-- start Records to process --

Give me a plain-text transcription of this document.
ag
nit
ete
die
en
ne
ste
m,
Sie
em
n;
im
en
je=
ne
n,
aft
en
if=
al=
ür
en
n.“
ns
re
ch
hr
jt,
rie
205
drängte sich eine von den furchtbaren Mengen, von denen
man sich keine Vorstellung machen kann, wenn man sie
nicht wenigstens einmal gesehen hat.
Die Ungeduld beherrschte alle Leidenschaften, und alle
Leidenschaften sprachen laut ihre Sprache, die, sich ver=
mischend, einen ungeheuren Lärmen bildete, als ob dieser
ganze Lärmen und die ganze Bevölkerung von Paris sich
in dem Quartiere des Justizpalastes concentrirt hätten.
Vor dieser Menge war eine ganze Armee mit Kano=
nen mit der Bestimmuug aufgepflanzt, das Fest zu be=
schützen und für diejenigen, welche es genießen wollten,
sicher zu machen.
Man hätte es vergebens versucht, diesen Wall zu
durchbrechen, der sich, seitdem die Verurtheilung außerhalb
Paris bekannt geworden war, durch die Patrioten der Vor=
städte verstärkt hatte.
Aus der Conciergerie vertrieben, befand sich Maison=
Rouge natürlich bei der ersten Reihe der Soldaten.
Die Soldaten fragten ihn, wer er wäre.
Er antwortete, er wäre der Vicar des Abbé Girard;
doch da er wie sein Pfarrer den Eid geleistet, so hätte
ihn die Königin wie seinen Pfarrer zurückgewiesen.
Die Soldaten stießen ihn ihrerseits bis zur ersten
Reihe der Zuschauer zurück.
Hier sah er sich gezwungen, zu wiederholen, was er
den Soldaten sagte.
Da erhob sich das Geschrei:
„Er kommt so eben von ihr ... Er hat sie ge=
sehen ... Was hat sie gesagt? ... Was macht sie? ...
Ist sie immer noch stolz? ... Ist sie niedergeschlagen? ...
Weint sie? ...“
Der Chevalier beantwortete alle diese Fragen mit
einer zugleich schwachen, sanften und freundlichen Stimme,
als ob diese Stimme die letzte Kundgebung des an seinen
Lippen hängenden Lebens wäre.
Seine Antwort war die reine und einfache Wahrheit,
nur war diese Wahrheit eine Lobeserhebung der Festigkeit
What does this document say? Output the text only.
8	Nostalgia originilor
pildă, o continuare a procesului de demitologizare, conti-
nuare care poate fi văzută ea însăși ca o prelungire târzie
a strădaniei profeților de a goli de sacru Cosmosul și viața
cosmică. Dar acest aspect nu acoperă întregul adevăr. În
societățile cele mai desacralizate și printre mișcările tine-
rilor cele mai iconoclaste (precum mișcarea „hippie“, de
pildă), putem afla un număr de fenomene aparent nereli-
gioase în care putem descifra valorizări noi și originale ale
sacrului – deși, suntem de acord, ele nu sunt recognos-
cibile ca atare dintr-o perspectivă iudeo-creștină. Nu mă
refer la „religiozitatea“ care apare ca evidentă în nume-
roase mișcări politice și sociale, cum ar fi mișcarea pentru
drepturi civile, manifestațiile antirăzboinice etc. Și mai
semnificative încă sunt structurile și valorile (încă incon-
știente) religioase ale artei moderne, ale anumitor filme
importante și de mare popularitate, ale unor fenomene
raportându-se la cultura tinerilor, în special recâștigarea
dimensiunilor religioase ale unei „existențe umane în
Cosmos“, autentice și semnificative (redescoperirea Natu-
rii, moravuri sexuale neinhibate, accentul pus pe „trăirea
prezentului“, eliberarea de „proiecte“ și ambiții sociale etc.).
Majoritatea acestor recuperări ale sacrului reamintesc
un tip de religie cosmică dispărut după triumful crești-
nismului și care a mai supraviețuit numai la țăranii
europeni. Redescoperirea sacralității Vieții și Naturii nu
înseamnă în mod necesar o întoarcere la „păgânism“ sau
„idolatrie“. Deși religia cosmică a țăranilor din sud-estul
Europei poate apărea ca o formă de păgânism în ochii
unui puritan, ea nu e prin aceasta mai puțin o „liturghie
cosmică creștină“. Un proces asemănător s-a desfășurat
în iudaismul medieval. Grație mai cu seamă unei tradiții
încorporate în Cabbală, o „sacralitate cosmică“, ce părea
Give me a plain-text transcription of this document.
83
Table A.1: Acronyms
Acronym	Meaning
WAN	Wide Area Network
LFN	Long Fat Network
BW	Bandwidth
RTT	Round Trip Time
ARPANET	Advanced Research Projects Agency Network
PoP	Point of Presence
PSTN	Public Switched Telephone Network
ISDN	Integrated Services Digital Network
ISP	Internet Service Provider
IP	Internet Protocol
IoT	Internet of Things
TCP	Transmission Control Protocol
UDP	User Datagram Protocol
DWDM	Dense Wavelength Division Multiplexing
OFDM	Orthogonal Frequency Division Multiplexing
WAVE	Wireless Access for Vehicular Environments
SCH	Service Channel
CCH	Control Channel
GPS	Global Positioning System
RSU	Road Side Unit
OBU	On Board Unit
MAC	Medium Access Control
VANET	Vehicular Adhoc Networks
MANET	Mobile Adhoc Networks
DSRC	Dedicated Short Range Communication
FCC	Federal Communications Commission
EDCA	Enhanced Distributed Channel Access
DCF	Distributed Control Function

-- end Records to process --

→ **What you need to do**: Return the material exactly as it stands.

→ **Reply**:
Give me a plain-text transcription of this document.
ag
nit
ete
die
en
ne
ste
m,
Sie
em
n;
im
en
je=
ne
n,
aft
en
if=
al=
ür
en
n.“
ns
re
ch
hr
jt,
rie
205
drängte sich eine von den furchtbaren Mengen, von denen
man sich keine Vorstellung machen kann, wenn man sie
nicht wenigstens einmal gesehen hat.
Die Ungeduld beherrschte alle Leidenschaften, und alle
Leidenschaften sprachen laut ihre Sprache, die, sich ver=
mischend, einen ungeheuren Lärmen bildete, als ob dieser
ganze Lärmen und die ganze Bevölkerung von Paris sich
in dem Quartiere des Justizpalastes concentrirt hätten.
Vor dieser Menge war eine ganze Armee mit Kano=
nen mit der Bestimmuug aufgepflanzt, das Fest zu be=
schützen und für diejenigen, welche es genießen wollten,
sicher zu machen.
Man hätte es vergebens versucht, diesen Wall zu
durchbrechen, der sich, seitdem die Verurtheilung außerhalb
Paris bekannt geworden war, durch die Patrioten der Vor=
städte verstärkt hatte.
Aus der Conciergerie vertrieben, befand sich Maison=
Rouge natürlich bei der ersten Reihe der Soldaten.
Die Soldaten fragten ihn, wer er wäre.
Er antwortete, er wäre der Vicar des Abbé Girard;
doch da er wie sein Pfarrer den Eid geleistet, so hätte
ihn die Königin wie seinen Pfarrer zurückgewiesen.
Die Soldaten stießen ihn ihrerseits bis zur ersten
Reihe der Zuschauer zurück.
Hier sah er sich gezwungen, zu wiederholen, was er
den Soldaten sagte.
Da erhob sich das Geschrei:
„Er kommt so eben von ihr ... Er hat sie ge=
sehen ... Was hat sie gesagt? ... Was macht sie? ...
Ist sie immer noch stolz? ... Ist sie niedergeschlagen? ...
Weint sie? ...“
Der Chevalier beantwortete alle diese Fragen mit
einer zugleich schwachen, sanften und freundlichen Stimme,
als ob diese Stimme die letzte Kundgebung des an seinen
Lippen hängenden Lebens wäre.
Seine Antwort war die reine und einfache Wahrheit,
nur war diese Wahrheit eine Lobeserhebung der Festigkeit
What does this document say? Output the text only.
8	Nostalgia originilor
pildă, o continuare a procesului de demitologizare, conti-
nuare care poate fi văzută ea însăși ca o prelungire târzie
a strădaniei profeților de a goli de sacru Cosmosul și viața
cosmică. Dar acest aspect nu acoperă întregul adevăr. În
societățile cele mai desacralizate și printre mișcările tine-
rilor cele mai iconoclaste (precum mișcarea „hippie“, de
pildă), putem afla un număr de fenomene aparent nereli-
gioase în care putem descifra valorizări noi și originale ale
sacrului – deși, suntem de acord, ele nu sunt recognos-
cibile ca atare dintr-o perspectivă iudeo-creștină. Nu mă
refer la „religiozitatea“ care apare ca evidentă în nume-
roase mișcări politice și sociale, cum ar fi mișcarea pentru
drepturi civile, manifestațiile antirăzboinice etc. Și mai
semnificative încă sunt structurile și valorile (încă incon-
știente) religioase ale artei moderne, ale anumitor filme
importante și de mare popularitate, ale unor fenomene
raportându-se la cultura tinerilor, în special recâștigarea
dimensiunilor religioase ale unei „existențe umane în
Cosmos“, autentice și semnificative (redescoperirea Natu-
rii, moravuri sexuale neinhibate, accentul pus pe „trăirea
prezentului“, eliberarea de „proiecte“ și ambiții sociale etc.).
Majoritatea acestor recuperări ale sacrului reamintesc
un tip de religie cosmică dispărut după triumful crești-
nismului și care a mai supraviețuit numai la țăranii
europeni. Redescoperirea sacralității Vieții și Naturii nu
înseamnă în mod necesar o întoarcere la „păgânism“ sau
„idolatrie“. Deși religia cosmică a țăranilor din sud-estul
Europei poate apărea ca o formă de păgânism în ochii
unui puritan, ea nu e prin aceasta mai puțin o „liturghie
cosmică creștină“. Un proces asemănător s-a desfășurat
în iudaismul medieval. Grație mai cu seamă unei tradiții
încorporate în Cabbală, o „sacralitate cosmică“, ce părea
Give me a plain-text transcription of this document.
83
Table A.1: Acronyms
Acronym	Meaning
WAN	Wide Area Network
LFN	Long Fat Network
BW	Bandwidth
RTT	Round Trip Time
ARPANET	Advanced Research Projects Agency Network
PoP	Point of Presence
PSTN	Public Switched Telephone Network
ISDN	Integrated Services Digital Network
ISP	Internet Service Provider
IP	Internet Protocol
IoT	Internet of Things
TCP	Transmission Control Protocol
UDP	User Datagram Protocol
DWDM	Dense Wavelength Division Multiplexing
OFDM	Orthogonal Frequency Division Multiplexing
WAVE	Wireless Access for Vehicular Environments
SCH	Service Channel
CCH	Control Channel
GPS	Global Positioning System
RSU	Road Side Unit
OBU	On Board Unit
MAC	Medium Access Control
VANET	Vehicular Adhoc Networks
MANET	Mobile Adhoc Networks
DSRC	Dedicated Short Range Communication
FCC	Federal Communications Commission
EDCA	Enhanced Distributed Channel Access
DCF	Distributed Control Function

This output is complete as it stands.